▶ [Your goal]: Go through the material and pull out every line with the string "median" in it.

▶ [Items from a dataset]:
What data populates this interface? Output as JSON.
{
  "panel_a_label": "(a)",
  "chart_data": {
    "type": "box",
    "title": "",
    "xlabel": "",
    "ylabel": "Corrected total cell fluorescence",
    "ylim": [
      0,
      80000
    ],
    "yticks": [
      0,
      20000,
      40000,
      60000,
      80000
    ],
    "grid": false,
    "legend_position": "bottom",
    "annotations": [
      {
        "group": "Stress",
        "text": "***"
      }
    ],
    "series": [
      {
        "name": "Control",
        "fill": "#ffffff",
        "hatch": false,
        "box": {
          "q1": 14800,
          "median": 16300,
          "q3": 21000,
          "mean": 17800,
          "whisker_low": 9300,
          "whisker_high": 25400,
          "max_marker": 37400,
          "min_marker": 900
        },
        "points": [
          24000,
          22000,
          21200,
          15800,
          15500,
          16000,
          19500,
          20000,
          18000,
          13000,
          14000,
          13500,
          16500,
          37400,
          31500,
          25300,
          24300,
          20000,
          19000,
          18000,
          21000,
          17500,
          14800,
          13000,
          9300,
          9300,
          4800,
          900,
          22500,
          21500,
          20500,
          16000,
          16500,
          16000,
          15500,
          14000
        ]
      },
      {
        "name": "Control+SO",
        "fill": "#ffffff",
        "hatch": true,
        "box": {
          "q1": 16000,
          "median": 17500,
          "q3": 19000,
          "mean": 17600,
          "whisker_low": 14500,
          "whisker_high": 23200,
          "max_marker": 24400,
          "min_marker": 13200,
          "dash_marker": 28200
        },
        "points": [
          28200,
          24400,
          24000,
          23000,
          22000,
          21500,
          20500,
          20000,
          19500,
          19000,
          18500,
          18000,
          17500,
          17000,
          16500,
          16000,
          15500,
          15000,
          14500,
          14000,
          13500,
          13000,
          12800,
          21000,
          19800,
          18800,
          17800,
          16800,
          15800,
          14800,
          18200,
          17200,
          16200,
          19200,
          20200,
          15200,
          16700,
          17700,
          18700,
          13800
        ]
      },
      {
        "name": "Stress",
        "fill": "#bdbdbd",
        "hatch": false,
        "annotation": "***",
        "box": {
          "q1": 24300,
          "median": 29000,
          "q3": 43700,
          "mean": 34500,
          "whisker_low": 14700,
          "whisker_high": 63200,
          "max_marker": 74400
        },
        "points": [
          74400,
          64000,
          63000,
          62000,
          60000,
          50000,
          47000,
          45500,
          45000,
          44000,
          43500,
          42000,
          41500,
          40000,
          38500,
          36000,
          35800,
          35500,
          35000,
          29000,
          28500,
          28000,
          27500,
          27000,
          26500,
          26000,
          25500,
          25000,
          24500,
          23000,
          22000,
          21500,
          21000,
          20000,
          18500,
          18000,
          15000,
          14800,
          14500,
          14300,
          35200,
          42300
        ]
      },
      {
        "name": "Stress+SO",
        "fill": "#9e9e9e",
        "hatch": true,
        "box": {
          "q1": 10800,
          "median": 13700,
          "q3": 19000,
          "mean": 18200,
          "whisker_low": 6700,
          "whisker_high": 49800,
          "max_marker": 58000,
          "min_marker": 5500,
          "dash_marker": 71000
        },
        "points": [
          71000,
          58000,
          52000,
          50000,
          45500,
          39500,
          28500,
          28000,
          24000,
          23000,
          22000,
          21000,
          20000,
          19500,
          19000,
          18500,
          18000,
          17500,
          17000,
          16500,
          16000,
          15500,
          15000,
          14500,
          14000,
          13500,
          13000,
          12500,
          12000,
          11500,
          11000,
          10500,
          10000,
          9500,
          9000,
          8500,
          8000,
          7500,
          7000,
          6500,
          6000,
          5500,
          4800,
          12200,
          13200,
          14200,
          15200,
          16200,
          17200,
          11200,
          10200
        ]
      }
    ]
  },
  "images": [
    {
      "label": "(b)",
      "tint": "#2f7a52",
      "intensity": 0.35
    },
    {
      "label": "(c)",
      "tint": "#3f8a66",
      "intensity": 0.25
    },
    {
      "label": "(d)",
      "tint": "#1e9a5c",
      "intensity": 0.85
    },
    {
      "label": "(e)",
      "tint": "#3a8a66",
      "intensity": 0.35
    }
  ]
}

▶ [Solution below]:
          "median": 16300,
          "median": 17500,
          "median": 29000,
          "median": 13700,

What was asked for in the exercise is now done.